Saved entries:
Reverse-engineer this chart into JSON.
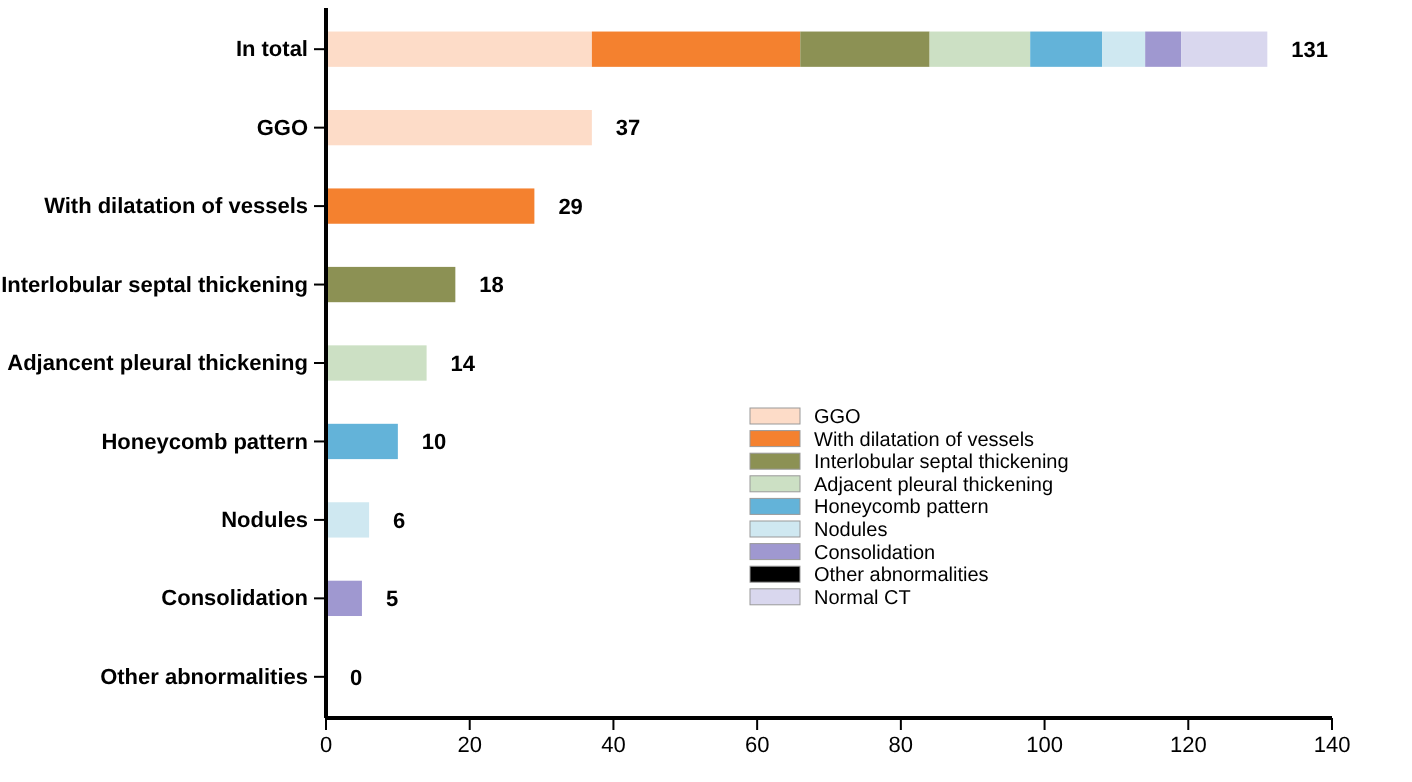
{
  "chart_data": {
    "type": "bar",
    "orientation": "horizontal",
    "stacked": true,
    "categories": [
      "In total",
      "GGO",
      "With dilatation of vessels",
      "Interlobular septal thickening",
      "Adjancent pleural thickening",
      "Honeycomb pattern",
      "Nodules",
      "Consolidation",
      "Other abnormalities"
    ],
    "series": [
      {
        "name": "GGO",
        "color": "#fddcc8",
        "values": [
          37,
          37,
          null,
          null,
          null,
          null,
          null,
          null,
          null
        ]
      },
      {
        "name": "With dilatation of vessels",
        "color": "#f4812f",
        "values": [
          29,
          null,
          29,
          null,
          null,
          null,
          null,
          null,
          null
        ]
      },
      {
        "name": "Interlobular septal thickening",
        "color": "#8c9154",
        "values": [
          18,
          null,
          null,
          18,
          null,
          null,
          null,
          null,
          null
        ]
      },
      {
        "name": "Adjacent pleural thickening",
        "color": "#cce0c4",
        "values": [
          14,
          null,
          null,
          null,
          14,
          null,
          null,
          null,
          null
        ]
      },
      {
        "name": "Honeycomb pattern",
        "color": "#63b3d9",
        "values": [
          10,
          null,
          null,
          null,
          null,
          10,
          null,
          null,
          null
        ]
      },
      {
        "name": "Nodules",
        "color": "#cfe8f1",
        "values": [
          6,
          null,
          null,
          null,
          null,
          null,
          6,
          null,
          null
        ]
      },
      {
        "name": "Consolidation",
        "color": "#9f98d0",
        "values": [
          5,
          null,
          null,
          null,
          null,
          null,
          null,
          5,
          null
        ]
      },
      {
        "name": "Other abnormalities",
        "color": "#000000",
        "values": [
          0,
          null,
          null,
          null,
          null,
          null,
          null,
          null,
          0
        ]
      },
      {
        "name": "Normal CT",
        "color": "#d9d7ee",
        "values": [
          12,
          null,
          null,
          null,
          null,
          null,
          null,
          null,
          null
        ]
      }
    ],
    "totals": [
      "131",
      "37",
      "29",
      "18",
      "14",
      "10",
      "6",
      "5",
      "0"
    ],
    "xlim": [
      0,
      140
    ],
    "xticks": [
      0,
      20,
      40,
      60,
      80,
      100,
      120,
      140
    ],
    "legend": "bottom right",
    "grid": false
  }
}
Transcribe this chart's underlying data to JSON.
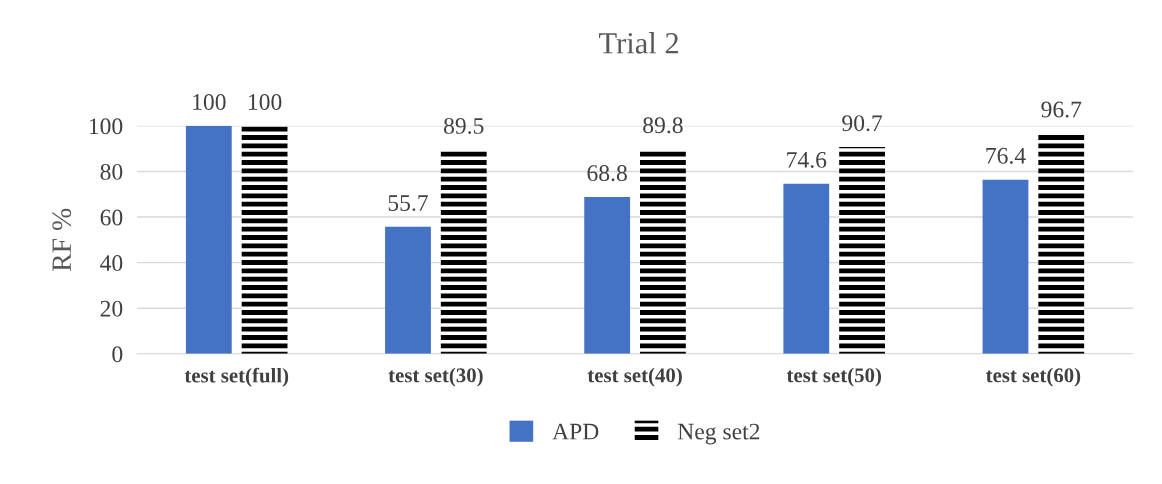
{
  "chart_data": {
    "type": "bar",
    "title": "Trial 2",
    "ylabel": "RF %",
    "categories": [
      "test set(full)",
      "test set(30)",
      "test set(40)",
      "test set(50)",
      "test set(60)"
    ],
    "series": [
      {
        "name": "APD",
        "color": "#4472c4",
        "values": [
          100,
          55.7,
          68.8,
          74.6,
          76.4
        ]
      },
      {
        "name": "Neg set2",
        "color": "#000000",
        "values": [
          100,
          89.5,
          89.8,
          90.7,
          96.7
        ]
      }
    ],
    "ylim": [
      0,
      100
    ],
    "yticks": [
      0,
      20,
      40,
      60,
      80,
      100
    ],
    "grid": "y",
    "legend": "bottom",
    "data_labels": true
  }
}
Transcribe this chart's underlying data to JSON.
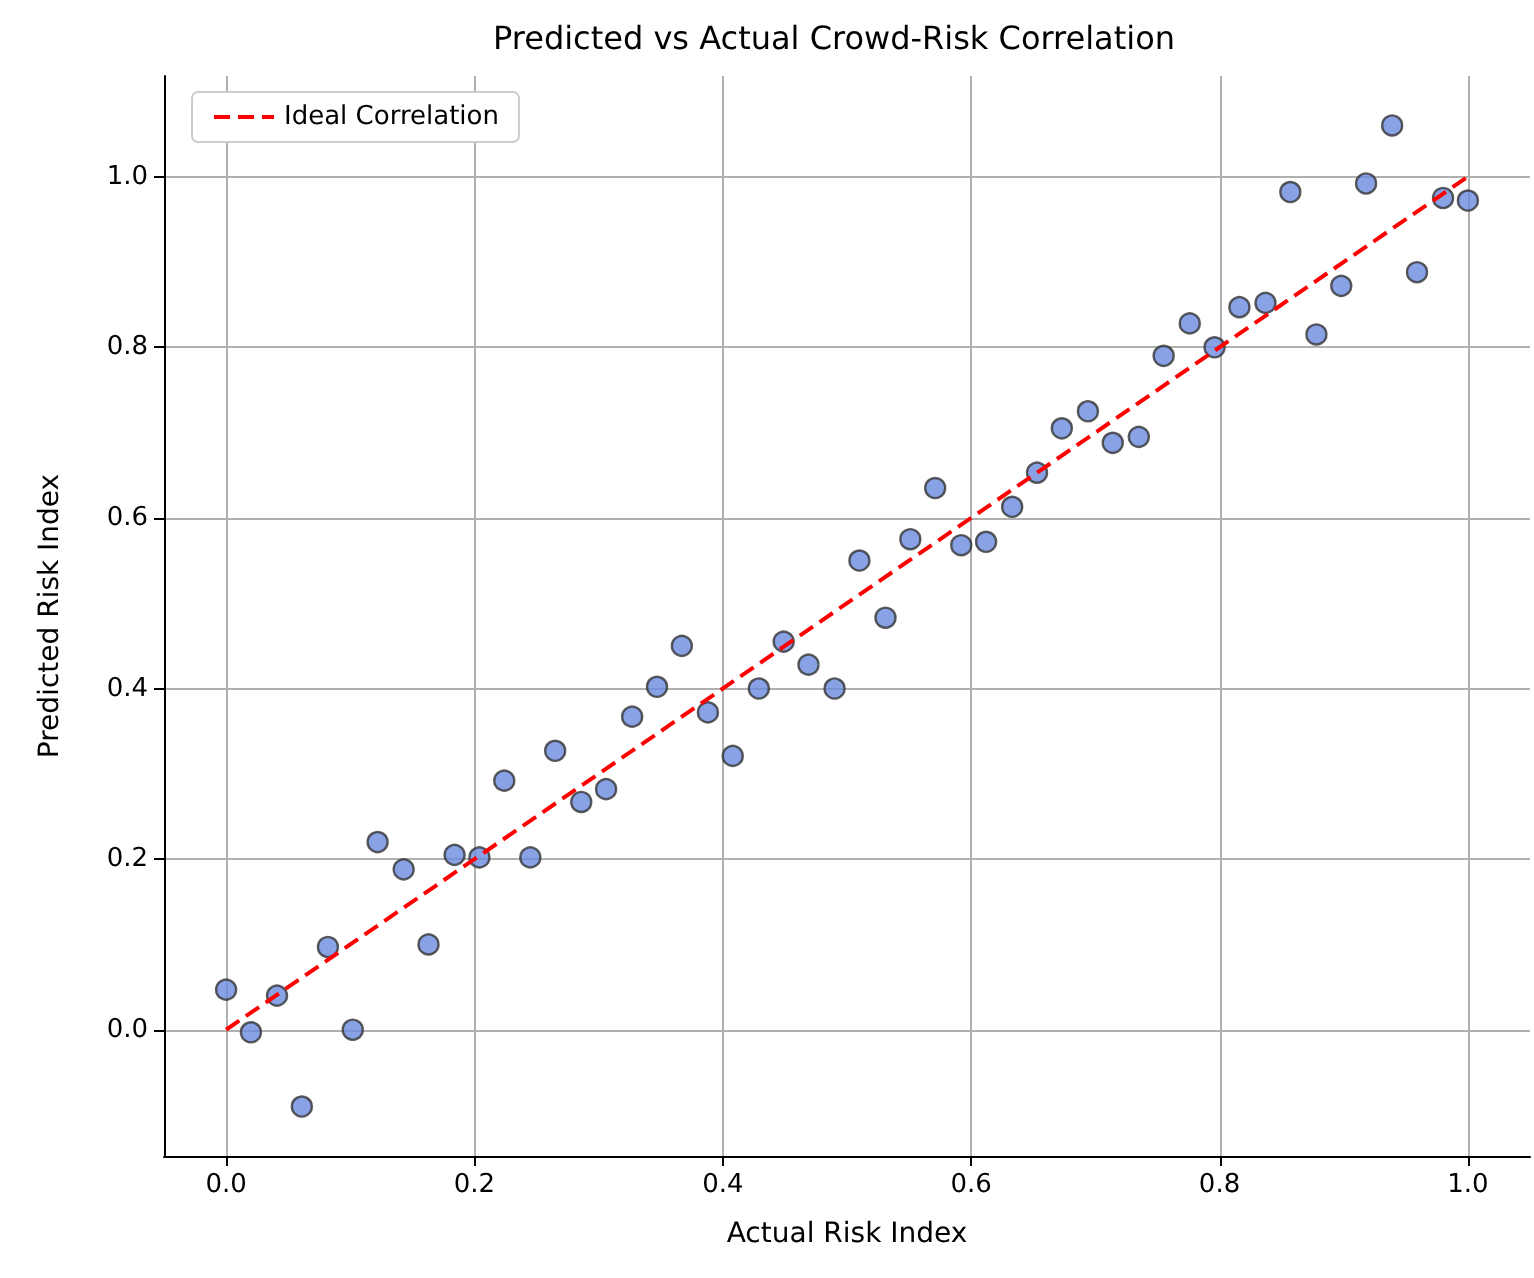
{
  "chart_data": {
    "type": "scatter",
    "title": "Predicted vs Actual Crowd-Risk Correlation",
    "xlabel": "Actual Risk Index",
    "ylabel": "Predicted Risk Index",
    "xlim": [
      -0.05,
      1.05
    ],
    "ylim": [
      -0.148,
      1.118
    ],
    "xticks": [
      {
        "value": 0,
        "label": "0.0"
      },
      {
        "value": 0.2,
        "label": "0.2"
      },
      {
        "value": 0.4,
        "label": "0.4"
      },
      {
        "value": 0.6,
        "label": "0.6"
      },
      {
        "value": 0.8,
        "label": "0.8"
      },
      {
        "value": 1,
        "label": "1.0"
      }
    ],
    "yticks": [
      {
        "value": 0,
        "label": "0.0"
      },
      {
        "value": 0.2,
        "label": "0.2"
      },
      {
        "value": 0.4,
        "label": "0.4"
      },
      {
        "value": 0.6,
        "label": "0.6"
      },
      {
        "value": 0.8,
        "label": "0.8"
      },
      {
        "value": 1,
        "label": "1.0"
      }
    ],
    "grid": true,
    "legend": "top left",
    "marker": "circle",
    "series": [
      {
        "type": "scatter",
        "color": "#6b8be0",
        "x": [
          0,
          0.02,
          0.041,
          0.061,
          0.082,
          0.102,
          0.122,
          0.143,
          0.163,
          0.184,
          0.204,
          0.224,
          0.245,
          0.265,
          0.286,
          0.306,
          0.327,
          0.347,
          0.367,
          0.388,
          0.408,
          0.429,
          0.449,
          0.469,
          0.49,
          0.51,
          0.531,
          0.551,
          0.571,
          0.592,
          0.612,
          0.633,
          0.653,
          0.673,
          0.694,
          0.714,
          0.735,
          0.755,
          0.776,
          0.796,
          0.816,
          0.837,
          0.857,
          0.878,
          0.898,
          0.918,
          0.939,
          0.959,
          0.98,
          1
        ],
        "values": [
          0.047,
          -0.003,
          0.04,
          -0.09,
          0.097,
          0,
          0.22,
          0.188,
          0.1,
          0.205,
          0.202,
          0.292,
          0.202,
          0.327,
          0.267,
          0.282,
          0.367,
          0.402,
          0.45,
          0.372,
          0.321,
          0.4,
          0.455,
          0.428,
          0.4,
          0.55,
          0.483,
          0.575,
          0.635,
          0.568,
          0.572,
          0.613,
          0.653,
          0.705,
          0.725,
          0.688,
          0.695,
          0.79,
          0.828,
          0.8,
          0.847,
          0.852,
          0.982,
          0.815,
          0.872,
          0.992,
          1.06,
          0.888,
          0.975,
          0.972
        ]
      },
      {
        "type": "line",
        "name": "Ideal Correlation",
        "color": "#ff0000",
        "line_style": "dashed",
        "marker": "none",
        "x": [
          0,
          1
        ],
        "values": [
          0,
          1
        ]
      }
    ]
  }
}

• **Goal of the exercise**
Reproduce each record above by retyping it exactly; omit all images.

• **Solution to this problem**
Reverse-engineer this chart into JSON.
{
  "chart_data": {
    "type": "bar",
    "orientation": "horizontal",
    "stacked": true,
    "categories": [
      "In total",
      "GGO",
      "With dilatation of vessels",
      "Interlobular septal thickening",
      "Adjancent pleural thickening",
      "Honeycomb pattern",
      "Nodules",
      "Consolidation",
      "Other abnormalities"
    ],
    "series": [
      {
        "name": "GGO",
        "color": "#fddcc8",
        "values": [
          37,
          37,
          null,
          null,
          null,
          null,
          null,
          null,
          null
        ]
      },
      {
        "name": "With dilatation of vessels",
        "color": "#f4812f",
        "values": [
          29,
          null,
          29,
          null,
          null,
          null,
          null,
          null,
          null
        ]
      },
      {
        "name": "Interlobular septal thickening",
        "color": "#8c9154",
        "values": [
          18,
          null,
          null,
          18,
          null,
          null,
          null,
          null,
          null
        ]
      },
      {
        "name": "Adjacent pleural thickening",
        "color": "#cce0c4",
        "values": [
          14,
          null,
          null,
          null,
          14,
          null,
          null,
          null,
          null
        ]
      },
      {
        "name": "Honeycomb pattern",
        "color": "#63b3d9",
        "values": [
          10,
          null,
          null,
          null,
          null,
          10,
          null,
          null,
          null
        ]
      },
      {
        "name": "Nodules",
        "color": "#cfe8f1",
        "values": [
          6,
          null,
          null,
          null,
          null,
          null,
          6,
          null,
          null
        ]
      },
      {
        "name": "Consolidation",
        "color": "#9f98d0",
        "values": [
          5,
          null,
          null,
          null,
          null,
          null,
          null,
          5,
          null
        ]
      },
      {
        "name": "Other abnormalities",
        "color": "#000000",
        "values": [
          0,
          null,
          null,
          null,
          null,
          null,
          null,
          null,
          0
        ]
      },
      {
        "name": "Normal CT",
        "color": "#d9d7ee",
        "values": [
          12,
          null,
          null,
          null,
          null,
          null,
          null,
          null,
          null
        ]
      }
    ],
    "totals": [
      "131",
      "37",
      "29",
      "18",
      "14",
      "10",
      "6",
      "5",
      "0"
    ],
    "xlim": [
      0,
      140
    ],
    "xticks": [
      0,
      20,
      40,
      60,
      80,
      100,
      120,
      140
    ],
    "legend": "bottom right",
    "grid": false
  }
}
Transcribe this chart's underlying data to JSON.
{
  "chart_data": {
    "type": "bar",
    "title": "Trial 2",
    "ylabel": "RF %",
    "categories": [
      "test set(full)",
      "test set(30)",
      "test set(40)",
      "test set(50)",
      "test set(60)"
    ],
    "series": [
      {
        "name": "APD",
        "color": "#4472c4",
        "values": [
          100,
          55.7,
          68.8,
          74.6,
          76.4
        ]
      },
      {
        "name": "Neg set2",
        "color": "#000000",
        "values": [
          100,
          89.5,
          89.8,
          90.7,
          96.7
        ]
      }
    ],
    "ylim": [
      0,
      100
    ],
    "yticks": [
      0,
      20,
      40,
      60,
      80,
      100
    ],
    "grid": "y",
    "legend": "bottom",
    "data_labels": true
  }
}
Transcribe this chart's underlying data to JSON.
{
  "chart_data": {
    "type": "scatter",
    "title": "Predicted vs Actual Crowd-Risk Correlation",
    "xlabel": "Actual Risk Index",
    "ylabel": "Predicted Risk Index",
    "xlim": [
      -0.05,
      1.05
    ],
    "ylim": [
      -0.148,
      1.118
    ],
    "xticks": [
      {
        "value": 0,
        "label": "0.0"
      },
      {
        "value": 0.2,
        "label": "0.2"
      },
      {
        "value": 0.4,
        "label": "0.4"
      },
      {
        "value": 0.6,
        "label": "0.6"
      },
      {
        "value": 0.8,
        "label": "0.8"
      },
      {
        "value": 1,
        "label": "1.0"
      }
    ],
    "yticks": [
      {
        "value": 0,
        "label": "0.0"
      },
      {
        "value": 0.2,
        "label": "0.2"
      },
      {
        "value": 0.4,
        "label": "0.4"
      },
      {
        "value": 0.6,
        "label": "0.6"
      },
      {
        "value": 0.8,
        "label": "0.8"
      },
      {
        "value": 1,
        "label": "1.0"
      }
    ],
    "grid": true,
    "legend": "top left",
    "marker": "circle",
    "series": [
      {
        "type": "scatter",
        "color": "#6b8be0",
        "x": [
          0,
          0.02,
          0.041,
          0.061,
          0.082,
          0.102,
          0.122,
          0.143,
          0.163,
          0.184,
          0.204,
          0.224,
          0.245,
          0.265,
          0.286,
          0.306,
          0.327,
          0.347,
          0.367,
          0.388,
          0.408,
          0.429,
          0.449,
          0.469,
          0.49,
          0.51,
          0.531,
          0.551,
          0.571,
          0.592,
          0.612,
          0.633,
          0.653,
          0.673,
          0.694,
          0.714,
          0.735,
          0.755,
          0.776,
          0.796,
          0.816,
          0.837,
          0.857,
          0.878,
          0.898,
          0.918,
          0.939,
          0.959,
          0.98,
          1
        ],
        "values": [
          0.047,
          -0.003,
          0.04,
          -0.09,
          0.097,
          0,
          0.22,
          0.188,
          0.1,
          0.205,
          0.202,
          0.292,
          0.202,
          0.327,
          0.267,
          0.282,
          0.367,
          0.402,
          0.45,
          0.372,
          0.321,
          0.4,
          0.455,
          0.428,
          0.4,
          0.55,
          0.483,
          0.575,
          0.635,
          0.568,
          0.572,
          0.613,
          0.653,
          0.705,
          0.725,
          0.688,
          0.695,
          0.79,
          0.828,
          0.8,
          0.847,
          0.852,
          0.982,
          0.815,
          0.872,
          0.992,
          1.06,
          0.888,
          0.975,
          0.972
        ]
      },
      {
        "type": "line",
        "name": "Ideal Correlation",
        "color": "#ff0000",
        "line_style": "dashed",
        "marker": "none",
        "x": [
          0,
          1
        ],
        "values": [
          0,
          1
        ]
      }
    ]
  }
}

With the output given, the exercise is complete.